### Task brief:
Copy out the material below in full, but not its images.

### Input rows:

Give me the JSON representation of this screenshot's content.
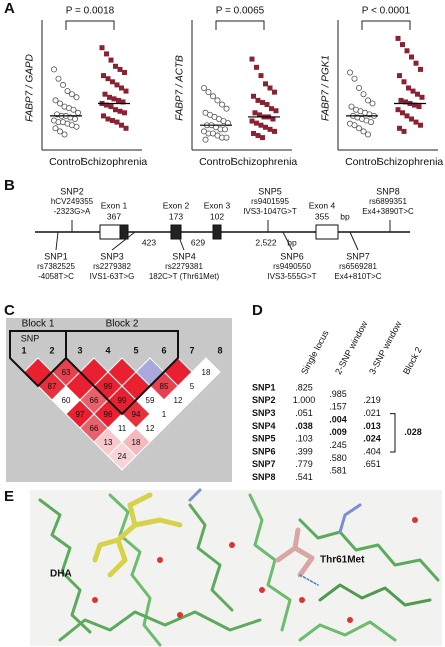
{
  "panel_a": {
    "label": "A",
    "plots": [
      {
        "type": "dot",
        "p_value": "P = 0.0018",
        "y_label": "FABP7 / GAPD",
        "categories": [
          "Control",
          "Schizophrenia"
        ],
        "ylim": [
          0,
          4
        ],
        "colors": [
          "#ffffff",
          "#8b2232"
        ],
        "groups": [
          [
            2.6,
            2.3,
            2.1,
            1.9,
            1.8,
            1.7,
            1.6,
            1.5,
            1.4,
            1.35,
            1.3,
            1.2,
            1.15,
            1.1,
            1.1,
            1.05,
            1.0,
            0.95,
            0.9,
            0.9,
            0.85,
            0.8,
            0.75,
            0.7,
            0.6,
            0.5
          ],
          [
            3.3,
            3.1,
            2.9,
            2.7,
            2.6,
            2.5,
            2.4,
            2.3,
            2.2,
            2.1,
            2.0,
            1.9,
            1.8,
            1.7,
            1.65,
            1.6,
            1.55,
            1.5,
            1.45,
            1.4,
            1.3,
            1.25,
            1.2,
            1.1,
            1.0,
            0.95,
            0.9,
            0.8,
            0.7
          ]
        ],
        "medians": [
          1.1,
          1.5
        ]
      },
      {
        "type": "dot",
        "p_value": "P = 0.0065",
        "y_label": "FABP7 / ACTB",
        "categories": [
          "Control",
          "Schizophrenia"
        ],
        "ylim": [
          0,
          3
        ],
        "colors": [
          "#ffffff",
          "#8b2232"
        ],
        "groups": [
          [
            1.5,
            1.4,
            1.3,
            1.2,
            1.1,
            1.0,
            0.9,
            0.85,
            0.8,
            0.75,
            0.7,
            0.65,
            0.6,
            0.6,
            0.55,
            0.5,
            0.5,
            0.45,
            0.4,
            0.4,
            0.35,
            0.3,
            0.3,
            0.25
          ],
          [
            2.2,
            2.0,
            1.8,
            1.6,
            1.5,
            1.4,
            1.3,
            1.2,
            1.15,
            1.1,
            1.0,
            0.95,
            0.9,
            0.85,
            0.8,
            0.8,
            0.75,
            0.7,
            0.65,
            0.6,
            0.55,
            0.5,
            0.45,
            0.4,
            0.35,
            0.3
          ]
        ],
        "medians": [
          0.6,
          0.8
        ]
      },
      {
        "type": "dot",
        "p_value": "P < 0.0001",
        "y_label": "FABP7 / PGK1",
        "categories": [
          "Control",
          "Schizophrenia"
        ],
        "ylim": [
          0,
          4
        ],
        "colors": [
          "#ffffff",
          "#8b2232"
        ],
        "groups": [
          [
            2.5,
            2.3,
            2.0,
            1.8,
            1.6,
            1.5,
            1.4,
            1.3,
            1.25,
            1.2,
            1.15,
            1.1,
            1.1,
            1.05,
            1.0,
            0.95,
            0.9,
            0.85,
            0.8,
            0.7,
            0.6,
            0.5
          ],
          [
            3.6,
            3.4,
            3.2,
            3.0,
            2.8,
            2.6,
            2.4,
            2.2,
            2.0,
            1.9,
            1.8,
            1.7,
            1.6,
            1.55,
            1.5,
            1.45,
            1.4,
            1.3,
            1.2,
            1.1,
            1.0,
            0.9,
            0.8,
            0.7,
            0.6
          ]
        ],
        "medians": [
          1.1,
          1.5
        ]
      }
    ]
  },
  "panel_b": {
    "label": "B",
    "exons": [
      {
        "name": "Exon 1",
        "size": "367"
      },
      {
        "name": "Exon 2",
        "size": "173"
      },
      {
        "name": "Exon 3",
        "size": "102"
      },
      {
        "name": "Exon 4",
        "size": "355"
      }
    ],
    "exon_unit": "bp",
    "introns": [
      "423",
      "629",
      "2,522"
    ],
    "intron_unit": "bp",
    "snps": [
      {
        "name": "SNP1",
        "id": "rs7382525",
        "change": "-4058T>C"
      },
      {
        "name": "SNP2",
        "id": "hCV249355",
        "change": "-2323G>A"
      },
      {
        "name": "SNP3",
        "id": "rs2279382",
        "change": "IVS1-63T>G"
      },
      {
        "name": "SNP4",
        "id": "rs2279381",
        "change": "182C>T (Thr61Met)"
      },
      {
        "name": "SNP5",
        "id": "rs9401595",
        "change": "IVS3-1047G>T"
      },
      {
        "name": "SNP6",
        "id": "rs9490550",
        "change": "IVS3-555G>T"
      },
      {
        "name": "SNP7",
        "id": "rs6569281",
        "change": "Ex4+810T>C"
      },
      {
        "name": "SNP8",
        "id": "rs6899351",
        "change": "Ex4+3890T>C"
      }
    ]
  },
  "panel_c": {
    "label": "C",
    "blocks": [
      "Block 1",
      "Block 2"
    ],
    "marker_header": "SNP",
    "markers": [
      "1",
      "2",
      "3",
      "4",
      "5",
      "6",
      "7",
      "8"
    ],
    "ld_rows": [
      [
        {
          "label": null,
          "color": "#e8202f"
        },
        {
          "label": "63",
          "color": "#e8404c"
        },
        {
          "label": null,
          "color": "#e8202f"
        },
        {
          "label": null,
          "color": "#e8202f"
        },
        {
          "label": null,
          "color": "#a9a9dd"
        },
        {
          "label": null,
          "color": "#e8202f"
        },
        {
          "label": "18",
          "color": "#ffffff"
        }
      ],
      [
        {
          "label": "87",
          "color": "#e8303c"
        },
        {
          "label": null,
          "color": "#e8202f"
        },
        {
          "label": "99",
          "color": "#e8202f"
        },
        {
          "label": null,
          "color": "#e8202f"
        },
        {
          "label": "85",
          "color": "#e8404c"
        },
        {
          "label": "5",
          "color": "#ffffff"
        }
      ],
      [
        {
          "label": "60",
          "color": "#ffffff"
        },
        {
          "label": "66",
          "color": "#e8606a"
        },
        {
          "label": "99",
          "color": "#e8202f"
        },
        {
          "label": "59",
          "color": "#ffffff"
        },
        {
          "label": "12",
          "color": "#ffffff"
        }
      ],
      [
        {
          "label": "97",
          "color": "#e8202f"
        },
        {
          "label": "96",
          "color": "#e8202f"
        },
        {
          "label": "94",
          "color": "#e8303c"
        },
        {
          "label": "1",
          "color": "#ffffff"
        }
      ],
      [
        {
          "label": "66",
          "color": "#e8606a"
        },
        {
          "label": "11",
          "color": "#ffffff"
        },
        {
          "label": "12",
          "color": "#ffffff"
        }
      ],
      [
        {
          "label": "13",
          "color": "#f7c8cc"
        },
        {
          "label": "18",
          "color": "#f4b8bd"
        }
      ],
      [
        {
          "label": "24",
          "color": "#f7d4d7"
        }
      ]
    ]
  },
  "panel_d": {
    "label": "D",
    "columns": [
      "Single locus",
      "2-SNP window",
      "3-SNP window",
      "Block 2"
    ],
    "rows": [
      "SNP1",
      "SNP2",
      "SNP3",
      "SNP4",
      "SNP5",
      "SNP6",
      "SNP7",
      "SNP8"
    ],
    "single_locus": [
      ".825",
      "1.000",
      ".051",
      {
        "text": ".038",
        "bold": true
      },
      ".103",
      ".399",
      ".779",
      ".541"
    ],
    "two_snp": [
      ".985",
      ".157",
      {
        "text": ".004",
        "bold": true
      },
      {
        "text": ".009",
        "bold": true
      },
      ".245",
      ".580",
      ".581"
    ],
    "three_snp": [
      ".219",
      ".021",
      {
        "text": ".013",
        "bold": true
      },
      {
        "text": ".024",
        "bold": true
      },
      ".404",
      ".651"
    ],
    "block_2": {
      "text": ".028",
      "bold": true
    }
  },
  "panel_e": {
    "label": "E",
    "labels": [
      "DHA",
      "Thr61Met"
    ]
  }
}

### The result:
Give me the JSON representation of this screenshot's content.
{
  "panel_a": {
    "label": "A",
    "plots": [
      {
        "type": "dot",
        "p_value": "P = 0.0018",
        "y_label": "FABP7 / GAPD",
        "categories": [
          "Control",
          "Schizophrenia"
        ],
        "ylim": [
          0,
          4
        ],
        "colors": [
          "#ffffff",
          "#8b2232"
        ],
        "groups": [
          [
            2.6,
            2.3,
            2.1,
            1.9,
            1.8,
            1.7,
            1.6,
            1.5,
            1.4,
            1.35,
            1.3,
            1.2,
            1.15,
            1.1,
            1.1,
            1.05,
            1.0,
            0.95,
            0.9,
            0.9,
            0.85,
            0.8,
            0.75,
            0.7,
            0.6,
            0.5
          ],
          [
            3.3,
            3.1,
            2.9,
            2.7,
            2.6,
            2.5,
            2.4,
            2.3,
            2.2,
            2.1,
            2.0,
            1.9,
            1.8,
            1.7,
            1.65,
            1.6,
            1.55,
            1.5,
            1.45,
            1.4,
            1.3,
            1.25,
            1.2,
            1.1,
            1.0,
            0.95,
            0.9,
            0.8,
            0.7
          ]
        ],
        "medians": [
          1.1,
          1.5
        ]
      },
      {
        "type": "dot",
        "p_value": "P = 0.0065",
        "y_label": "FABP7 / ACTB",
        "categories": [
          "Control",
          "Schizophrenia"
        ],
        "ylim": [
          0,
          3
        ],
        "colors": [
          "#ffffff",
          "#8b2232"
        ],
        "groups": [
          [
            1.5,
            1.4,
            1.3,
            1.2,
            1.1,
            1.0,
            0.9,
            0.85,
            0.8,
            0.75,
            0.7,
            0.65,
            0.6,
            0.6,
            0.55,
            0.5,
            0.5,
            0.45,
            0.4,
            0.4,
            0.35,
            0.3,
            0.3,
            0.25
          ],
          [
            2.2,
            2.0,
            1.8,
            1.6,
            1.5,
            1.4,
            1.3,
            1.2,
            1.15,
            1.1,
            1.0,
            0.95,
            0.9,
            0.85,
            0.8,
            0.8,
            0.75,
            0.7,
            0.65,
            0.6,
            0.55,
            0.5,
            0.45,
            0.4,
            0.35,
            0.3
          ]
        ],
        "medians": [
          0.6,
          0.8
        ]
      },
      {
        "type": "dot",
        "p_value": "P < 0.0001",
        "y_label": "FABP7 / PGK1",
        "categories": [
          "Control",
          "Schizophrenia"
        ],
        "ylim": [
          0,
          4
        ],
        "colors": [
          "#ffffff",
          "#8b2232"
        ],
        "groups": [
          [
            2.5,
            2.3,
            2.0,
            1.8,
            1.6,
            1.5,
            1.4,
            1.3,
            1.25,
            1.2,
            1.15,
            1.1,
            1.1,
            1.05,
            1.0,
            0.95,
            0.9,
            0.85,
            0.8,
            0.7,
            0.6,
            0.5
          ],
          [
            3.6,
            3.4,
            3.2,
            3.0,
            2.8,
            2.6,
            2.4,
            2.2,
            2.0,
            1.9,
            1.8,
            1.7,
            1.6,
            1.55,
            1.5,
            1.45,
            1.4,
            1.3,
            1.2,
            1.1,
            1.0,
            0.9,
            0.8,
            0.7,
            0.6
          ]
        ],
        "medians": [
          1.1,
          1.5
        ]
      }
    ]
  },
  "panel_b": {
    "label": "B",
    "exons": [
      {
        "name": "Exon 1",
        "size": "367"
      },
      {
        "name": "Exon 2",
        "size": "173"
      },
      {
        "name": "Exon 3",
        "size": "102"
      },
      {
        "name": "Exon 4",
        "size": "355"
      }
    ],
    "exon_unit": "bp",
    "introns": [
      "423",
      "629",
      "2,522"
    ],
    "intron_unit": "bp",
    "snps": [
      {
        "name": "SNP1",
        "id": "rs7382525",
        "change": "-4058T>C"
      },
      {
        "name": "SNP2",
        "id": "hCV249355",
        "change": "-2323G>A"
      },
      {
        "name": "SNP3",
        "id": "rs2279382",
        "change": "IVS1-63T>G"
      },
      {
        "name": "SNP4",
        "id": "rs2279381",
        "change": "182C>T (Thr61Met)"
      },
      {
        "name": "SNP5",
        "id": "rs9401595",
        "change": "IVS3-1047G>T"
      },
      {
        "name": "SNP6",
        "id": "rs9490550",
        "change": "IVS3-555G>T"
      },
      {
        "name": "SNP7",
        "id": "rs6569281",
        "change": "Ex4+810T>C"
      },
      {
        "name": "SNP8",
        "id": "rs6899351",
        "change": "Ex4+3890T>C"
      }
    ]
  },
  "panel_c": {
    "label": "C",
    "blocks": [
      "Block 1",
      "Block 2"
    ],
    "marker_header": "SNP",
    "markers": [
      "1",
      "2",
      "3",
      "4",
      "5",
      "6",
      "7",
      "8"
    ],
    "ld_rows": [
      [
        {
          "label": null,
          "color": "#e8202f"
        },
        {
          "label": "63",
          "color": "#e8404c"
        },
        {
          "label": null,
          "color": "#e8202f"
        },
        {
          "label": null,
          "color": "#e8202f"
        },
        {
          "label": null,
          "color": "#a9a9dd"
        },
        {
          "label": null,
          "color": "#e8202f"
        },
        {
          "label": "18",
          "color": "#ffffff"
        }
      ],
      [
        {
          "label": "87",
          "color": "#e8303c"
        },
        {
          "label": null,
          "color": "#e8202f"
        },
        {
          "label": "99",
          "color": "#e8202f"
        },
        {
          "label": null,
          "color": "#e8202f"
        },
        {
          "label": "85",
          "color": "#e8404c"
        },
        {
          "label": "5",
          "color": "#ffffff"
        }
      ],
      [
        {
          "label": "60",
          "color": "#ffffff"
        },
        {
          "label": "66",
          "color": "#e8606a"
        },
        {
          "label": "99",
          "color": "#e8202f"
        },
        {
          "label": "59",
          "color": "#ffffff"
        },
        {
          "label": "12",
          "color": "#ffffff"
        }
      ],
      [
        {
          "label": "97",
          "color": "#e8202f"
        },
        {
          "label": "96",
          "color": "#e8202f"
        },
        {
          "label": "94",
          "color": "#e8303c"
        },
        {
          "label": "1",
          "color": "#ffffff"
        }
      ],
      [
        {
          "label": "66",
          "color": "#e8606a"
        },
        {
          "label": "11",
          "color": "#ffffff"
        },
        {
          "label": "12",
          "color": "#ffffff"
        }
      ],
      [
        {
          "label": "13",
          "color": "#f7c8cc"
        },
        {
          "label": "18",
          "color": "#f4b8bd"
        }
      ],
      [
        {
          "label": "24",
          "color": "#f7d4d7"
        }
      ]
    ]
  },
  "panel_d": {
    "label": "D",
    "columns": [
      "Single locus",
      "2-SNP window",
      "3-SNP window",
      "Block 2"
    ],
    "rows": [
      "SNP1",
      "SNP2",
      "SNP3",
      "SNP4",
      "SNP5",
      "SNP6",
      "SNP7",
      "SNP8"
    ],
    "single_locus": [
      ".825",
      "1.000",
      ".051",
      {
        "text": ".038",
        "bold": true
      },
      ".103",
      ".399",
      ".779",
      ".541"
    ],
    "two_snp": [
      ".985",
      ".157",
      {
        "text": ".004",
        "bold": true
      },
      {
        "text": ".009",
        "bold": true
      },
      ".245",
      ".580",
      ".581"
    ],
    "three_snp": [
      ".219",
      ".021",
      {
        "text": ".013",
        "bold": true
      },
      {
        "text": ".024",
        "bold": true
      },
      ".404",
      ".651"
    ],
    "block_2": {
      "text": ".028",
      "bold": true
    }
  },
  "panel_e": {
    "label": "E",
    "labels": [
      "DHA",
      "Thr61Met"
    ]
  }
}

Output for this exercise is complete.